**Exercise directions**
Repeat every record below exactly, omitting any pictures.

**Records for processing**
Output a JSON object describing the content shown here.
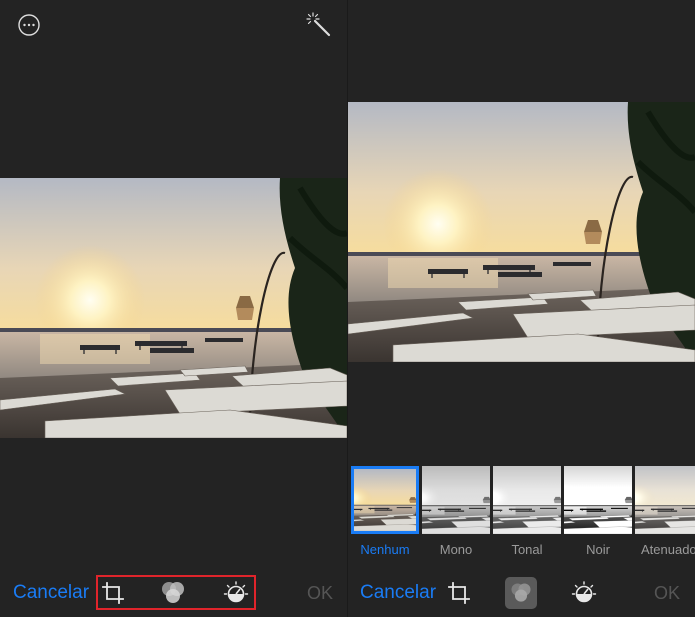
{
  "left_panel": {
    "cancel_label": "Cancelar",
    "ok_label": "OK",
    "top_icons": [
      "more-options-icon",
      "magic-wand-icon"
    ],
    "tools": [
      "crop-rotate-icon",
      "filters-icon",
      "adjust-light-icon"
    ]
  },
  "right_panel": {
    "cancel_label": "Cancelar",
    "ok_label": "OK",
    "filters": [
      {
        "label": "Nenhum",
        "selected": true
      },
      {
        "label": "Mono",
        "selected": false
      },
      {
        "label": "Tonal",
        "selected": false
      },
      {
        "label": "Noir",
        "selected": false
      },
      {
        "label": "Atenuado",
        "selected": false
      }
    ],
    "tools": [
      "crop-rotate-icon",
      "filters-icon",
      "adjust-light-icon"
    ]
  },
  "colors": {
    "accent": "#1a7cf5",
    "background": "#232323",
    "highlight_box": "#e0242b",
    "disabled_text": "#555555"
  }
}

**Reply to the task**
Output a JSON object describing the content shown here.
{
  "left_panel": {
    "cancel_label": "Cancelar",
    "ok_label": "OK",
    "top_icons": [
      "more-options-icon",
      "magic-wand-icon"
    ],
    "tools": [
      "crop-rotate-icon",
      "filters-icon",
      "adjust-light-icon"
    ]
  },
  "right_panel": {
    "cancel_label": "Cancelar",
    "ok_label": "OK",
    "filters": [
      {
        "label": "Nenhum",
        "selected": true
      },
      {
        "label": "Mono",
        "selected": false
      },
      {
        "label": "Tonal",
        "selected": false
      },
      {
        "label": "Noir",
        "selected": false
      },
      {
        "label": "Atenuado",
        "selected": false
      }
    ],
    "tools": [
      "crop-rotate-icon",
      "filters-icon",
      "adjust-light-icon"
    ]
  },
  "colors": {
    "accent": "#1a7cf5",
    "background": "#232323",
    "highlight_box": "#e0242b",
    "disabled_text": "#555555"
  }
}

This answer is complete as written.